= Short task =
Below are entries. Pull out all lines containing "name".

= Data for this task =
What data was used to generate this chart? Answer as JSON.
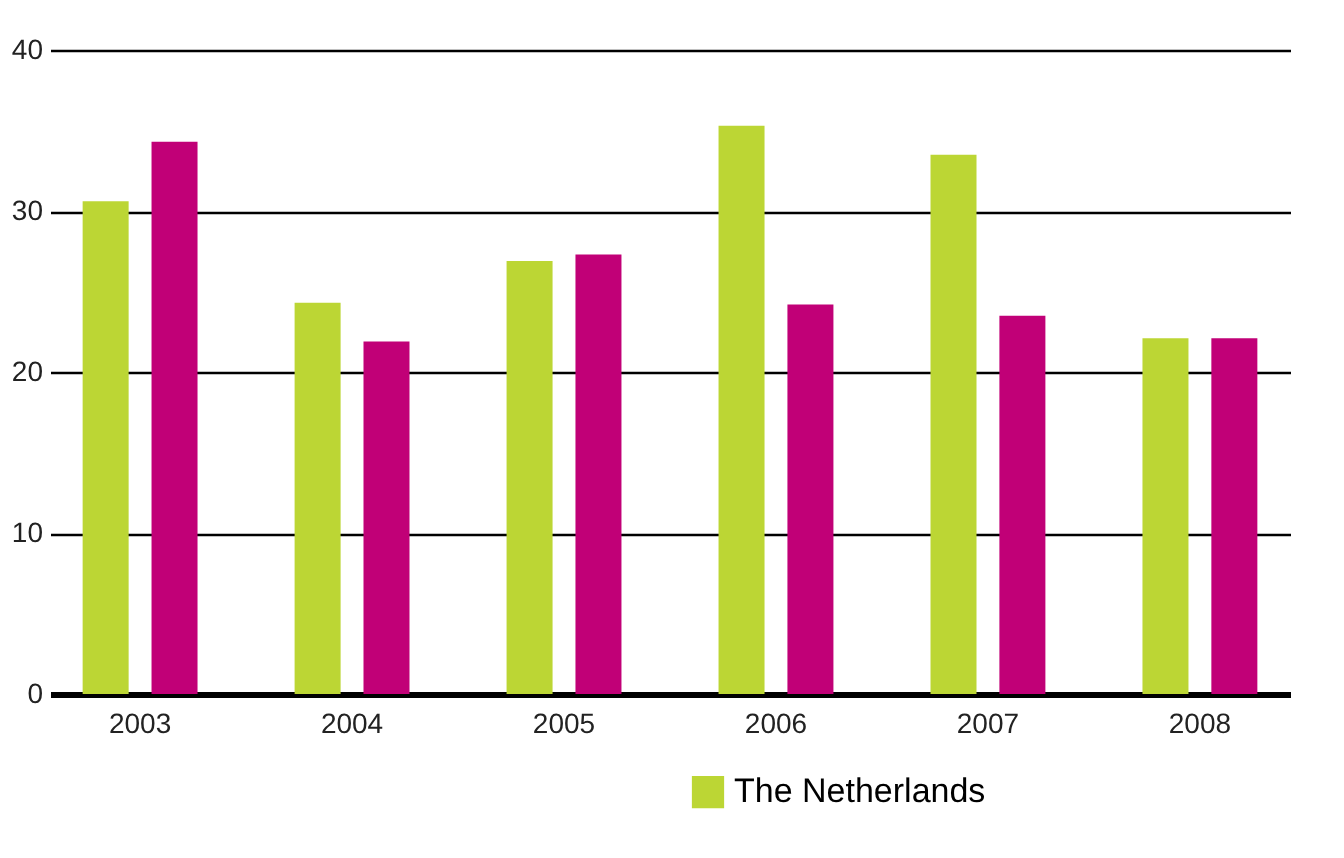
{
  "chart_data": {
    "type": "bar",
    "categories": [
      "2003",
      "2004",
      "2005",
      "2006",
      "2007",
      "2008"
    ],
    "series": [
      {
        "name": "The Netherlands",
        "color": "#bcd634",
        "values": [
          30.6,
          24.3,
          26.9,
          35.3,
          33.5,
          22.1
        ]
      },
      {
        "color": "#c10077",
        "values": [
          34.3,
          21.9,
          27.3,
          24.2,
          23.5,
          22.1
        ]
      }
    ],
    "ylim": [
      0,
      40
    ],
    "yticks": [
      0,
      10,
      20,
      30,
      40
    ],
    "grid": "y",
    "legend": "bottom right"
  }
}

==

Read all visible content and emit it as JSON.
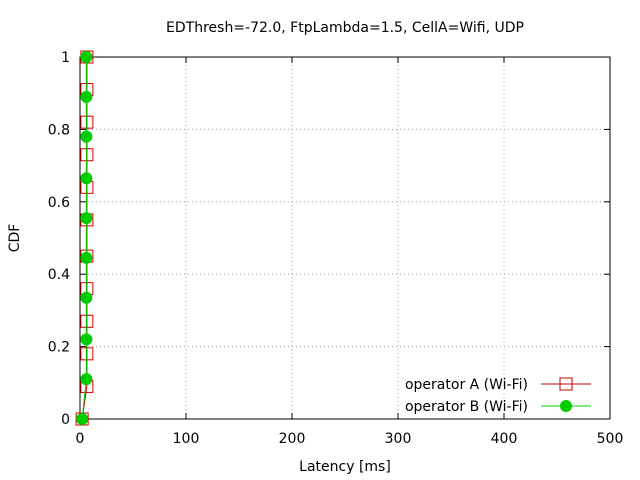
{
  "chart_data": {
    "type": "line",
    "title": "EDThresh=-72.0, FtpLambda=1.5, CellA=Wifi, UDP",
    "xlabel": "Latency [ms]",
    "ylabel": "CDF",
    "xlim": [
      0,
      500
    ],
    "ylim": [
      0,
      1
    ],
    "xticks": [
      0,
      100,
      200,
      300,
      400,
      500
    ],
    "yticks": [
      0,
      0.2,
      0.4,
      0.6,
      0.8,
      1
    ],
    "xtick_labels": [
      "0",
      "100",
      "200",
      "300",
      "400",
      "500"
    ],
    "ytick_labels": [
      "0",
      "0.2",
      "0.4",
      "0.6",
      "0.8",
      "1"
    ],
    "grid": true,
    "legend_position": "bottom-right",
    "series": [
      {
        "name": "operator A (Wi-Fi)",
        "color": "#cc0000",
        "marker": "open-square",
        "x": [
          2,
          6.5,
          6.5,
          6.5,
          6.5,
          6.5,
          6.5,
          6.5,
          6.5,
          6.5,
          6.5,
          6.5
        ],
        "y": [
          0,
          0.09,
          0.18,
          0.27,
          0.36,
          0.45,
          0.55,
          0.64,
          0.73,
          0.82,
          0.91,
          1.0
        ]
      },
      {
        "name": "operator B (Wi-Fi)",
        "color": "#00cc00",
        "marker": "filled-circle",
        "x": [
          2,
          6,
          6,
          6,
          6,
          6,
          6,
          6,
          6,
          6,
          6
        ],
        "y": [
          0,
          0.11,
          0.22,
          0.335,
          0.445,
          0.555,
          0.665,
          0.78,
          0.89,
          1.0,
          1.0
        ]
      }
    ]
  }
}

= Exercise output =
        "name": "The Netherlands",
        "name": "operator A (Wi-Fi)",
        "name": "operator B (Wi-Fi)",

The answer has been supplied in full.